### EXERCISE BRIEF:
Every line of the material that follows must be printed again exactly.
▼
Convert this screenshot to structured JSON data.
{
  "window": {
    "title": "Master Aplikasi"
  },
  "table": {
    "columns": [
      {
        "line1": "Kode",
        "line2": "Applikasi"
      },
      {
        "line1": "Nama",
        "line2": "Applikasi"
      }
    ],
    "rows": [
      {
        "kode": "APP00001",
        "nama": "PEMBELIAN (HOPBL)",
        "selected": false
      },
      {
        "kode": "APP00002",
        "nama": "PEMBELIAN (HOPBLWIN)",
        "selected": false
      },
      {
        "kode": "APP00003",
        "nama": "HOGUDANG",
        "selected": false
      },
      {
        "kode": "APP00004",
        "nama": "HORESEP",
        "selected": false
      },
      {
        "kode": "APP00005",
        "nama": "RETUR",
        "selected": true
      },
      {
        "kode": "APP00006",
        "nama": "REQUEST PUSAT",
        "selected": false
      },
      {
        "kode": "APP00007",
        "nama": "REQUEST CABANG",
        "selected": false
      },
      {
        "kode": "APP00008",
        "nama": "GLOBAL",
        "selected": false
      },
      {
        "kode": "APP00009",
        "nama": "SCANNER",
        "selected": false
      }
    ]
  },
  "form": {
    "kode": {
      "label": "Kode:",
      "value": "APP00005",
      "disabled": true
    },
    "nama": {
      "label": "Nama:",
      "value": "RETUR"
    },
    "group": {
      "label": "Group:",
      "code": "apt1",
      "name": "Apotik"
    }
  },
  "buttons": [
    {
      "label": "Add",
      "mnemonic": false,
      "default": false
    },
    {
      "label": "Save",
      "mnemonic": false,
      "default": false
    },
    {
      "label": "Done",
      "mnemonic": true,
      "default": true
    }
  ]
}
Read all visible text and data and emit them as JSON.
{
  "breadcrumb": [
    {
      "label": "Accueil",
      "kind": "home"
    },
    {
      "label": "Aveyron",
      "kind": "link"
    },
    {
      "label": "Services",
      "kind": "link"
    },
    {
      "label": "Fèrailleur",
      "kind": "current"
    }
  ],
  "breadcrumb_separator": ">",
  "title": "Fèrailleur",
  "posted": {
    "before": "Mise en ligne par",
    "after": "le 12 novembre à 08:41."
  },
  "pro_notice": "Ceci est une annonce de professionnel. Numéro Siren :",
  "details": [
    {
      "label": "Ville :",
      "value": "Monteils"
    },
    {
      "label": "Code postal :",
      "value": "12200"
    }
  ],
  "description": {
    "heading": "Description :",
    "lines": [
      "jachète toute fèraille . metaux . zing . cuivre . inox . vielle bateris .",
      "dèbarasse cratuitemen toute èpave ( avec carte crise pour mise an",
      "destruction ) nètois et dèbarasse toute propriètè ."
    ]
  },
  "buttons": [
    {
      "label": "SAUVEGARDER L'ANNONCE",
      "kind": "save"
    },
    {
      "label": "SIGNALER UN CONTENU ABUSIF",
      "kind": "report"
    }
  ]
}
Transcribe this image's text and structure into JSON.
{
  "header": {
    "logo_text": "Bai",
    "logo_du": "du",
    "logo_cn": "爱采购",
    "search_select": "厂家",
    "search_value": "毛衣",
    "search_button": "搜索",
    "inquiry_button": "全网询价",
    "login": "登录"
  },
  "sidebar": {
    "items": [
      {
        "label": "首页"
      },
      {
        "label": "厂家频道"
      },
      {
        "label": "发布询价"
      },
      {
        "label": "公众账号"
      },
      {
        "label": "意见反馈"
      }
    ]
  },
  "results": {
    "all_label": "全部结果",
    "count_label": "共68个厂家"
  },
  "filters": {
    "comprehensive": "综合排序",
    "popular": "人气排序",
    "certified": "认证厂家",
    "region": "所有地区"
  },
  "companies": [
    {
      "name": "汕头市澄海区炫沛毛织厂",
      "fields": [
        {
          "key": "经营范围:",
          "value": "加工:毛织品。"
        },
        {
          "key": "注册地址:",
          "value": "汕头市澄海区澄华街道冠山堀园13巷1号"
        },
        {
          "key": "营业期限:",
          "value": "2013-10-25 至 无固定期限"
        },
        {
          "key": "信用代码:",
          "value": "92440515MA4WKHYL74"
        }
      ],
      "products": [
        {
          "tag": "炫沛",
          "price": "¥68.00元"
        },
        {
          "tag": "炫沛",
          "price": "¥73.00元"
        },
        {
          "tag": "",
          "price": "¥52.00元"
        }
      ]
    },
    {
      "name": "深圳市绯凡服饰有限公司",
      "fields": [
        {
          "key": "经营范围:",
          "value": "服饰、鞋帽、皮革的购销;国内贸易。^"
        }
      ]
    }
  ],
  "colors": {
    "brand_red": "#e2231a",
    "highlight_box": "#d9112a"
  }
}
▲
### RESPONSE TO THIS EXERCISE:
Convert this screenshot to structured JSON data.
{
  "window": {
    "title": "Master Aplikasi"
  },
  "table": {
    "columns": [
      {
        "line1": "Kode",
        "line2": "Applikasi"
      },
      {
        "line1": "Nama",
        "line2": "Applikasi"
      }
    ],
    "rows": [
      {
        "kode": "APP00001",
        "nama": "PEMBELIAN (HOPBL)",
        "selected": false
      },
      {
        "kode": "APP00002",
        "nama": "PEMBELIAN (HOPBLWIN)",
        "selected": false
      },
      {
        "kode": "APP00003",
        "nama": "HOGUDANG",
        "selected": false
      },
      {
        "kode": "APP00004",
        "nama": "HORESEP",
        "selected": false
      },
      {
        "kode": "APP00005",
        "nama": "RETUR",
        "selected": true
      },
      {
        "kode": "APP00006",
        "nama": "REQUEST PUSAT",
        "selected": false
      },
      {
        "kode": "APP00007",
        "nama": "REQUEST CABANG",
        "selected": false
      },
      {
        "kode": "APP00008",
        "nama": "GLOBAL",
        "selected": false
      },
      {
        "kode": "APP00009",
        "nama": "SCANNER",
        "selected": false
      }
    ]
  },
  "form": {
    "kode": {
      "label": "Kode:",
      "value": "APP00005",
      "disabled": true
    },
    "nama": {
      "label": "Nama:",
      "value": "RETUR"
    },
    "group": {
      "label": "Group:",
      "code": "apt1",
      "name": "Apotik"
    }
  },
  "buttons": [
    {
      "label": "Add",
      "mnemonic": false,
      "default": false
    },
    {
      "label": "Save",
      "mnemonic": false,
      "default": false
    },
    {
      "label": "Done",
      "mnemonic": true,
      "default": true
    }
  ]
}
Read all visible text and data and emit them as JSON.
{
  "breadcrumb": [
    {
      "label": "Accueil",
      "kind": "home"
    },
    {
      "label": "Aveyron",
      "kind": "link"
    },
    {
      "label": "Services",
      "kind": "link"
    },
    {
      "label": "Fèrailleur",
      "kind": "current"
    }
  ],
  "breadcrumb_separator": ">",
  "title": "Fèrailleur",
  "posted": {
    "before": "Mise en ligne par",
    "after": "le 12 novembre à 08:41."
  },
  "pro_notice": "Ceci est une annonce de professionnel. Numéro Siren :",
  "details": [
    {
      "label": "Ville :",
      "value": "Monteils"
    },
    {
      "label": "Code postal :",
      "value": "12200"
    }
  ],
  "description": {
    "heading": "Description :",
    "lines": [
      "jachète toute fèraille . metaux . zing . cuivre . inox . vielle bateris .",
      "dèbarasse cratuitemen toute èpave ( avec carte crise pour mise an",
      "destruction ) nètois et dèbarasse toute propriètè ."
    ]
  },
  "buttons": [
    {
      "label": "SAUVEGARDER L'ANNONCE",
      "kind": "save"
    },
    {
      "label": "SIGNALER UN CONTENU ABUSIF",
      "kind": "report"
    }
  ]
}
Transcribe this image's text and structure into JSON.
{
  "header": {
    "logo_text": "Bai",
    "logo_du": "du",
    "logo_cn": "爱采购",
    "search_select": "厂家",
    "search_value": "毛衣",
    "search_button": "搜索",
    "inquiry_button": "全网询价",
    "login": "登录"
  },
  "sidebar": {
    "items": [
      {
        "label": "首页"
      },
      {
        "label": "厂家频道"
      },
      {
        "label": "发布询价"
      },
      {
        "label": "公众账号"
      },
      {
        "label": "意见反馈"
      }
    ]
  },
  "results": {
    "all_label": "全部结果",
    "count_label": "共68个厂家"
  },
  "filters": {
    "comprehensive": "综合排序",
    "popular": "人气排序",
    "certified": "认证厂家",
    "region": "所有地区"
  },
  "companies": [
    {
      "name": "汕头市澄海区炫沛毛织厂",
      "fields": [
        {
          "key": "经营范围:",
          "value": "加工:毛织品。"
        },
        {
          "key": "注册地址:",
          "value": "汕头市澄海区澄华街道冠山堀园13巷1号"
        },
        {
          "key": "营业期限:",
          "value": "2013-10-25 至 无固定期限"
        },
        {
          "key": "信用代码:",
          "value": "92440515MA4WKHYL74"
        }
      ],
      "products": [
        {
          "tag": "炫沛",
          "price": "¥68.00元"
        },
        {
          "tag": "炫沛",
          "price": "¥73.00元"
        },
        {
          "tag": "",
          "price": "¥52.00元"
        }
      ]
    },
    {
      "name": "深圳市绯凡服饰有限公司",
      "fields": [
        {
          "key": "经营范围:",
          "value": "服饰、鞋帽、皮革的购销;国内贸易。^"
        }
      ]
    }
  ],
  "colors": {
    "brand_red": "#e2231a",
    "highlight_box": "#d9112a"
  }
}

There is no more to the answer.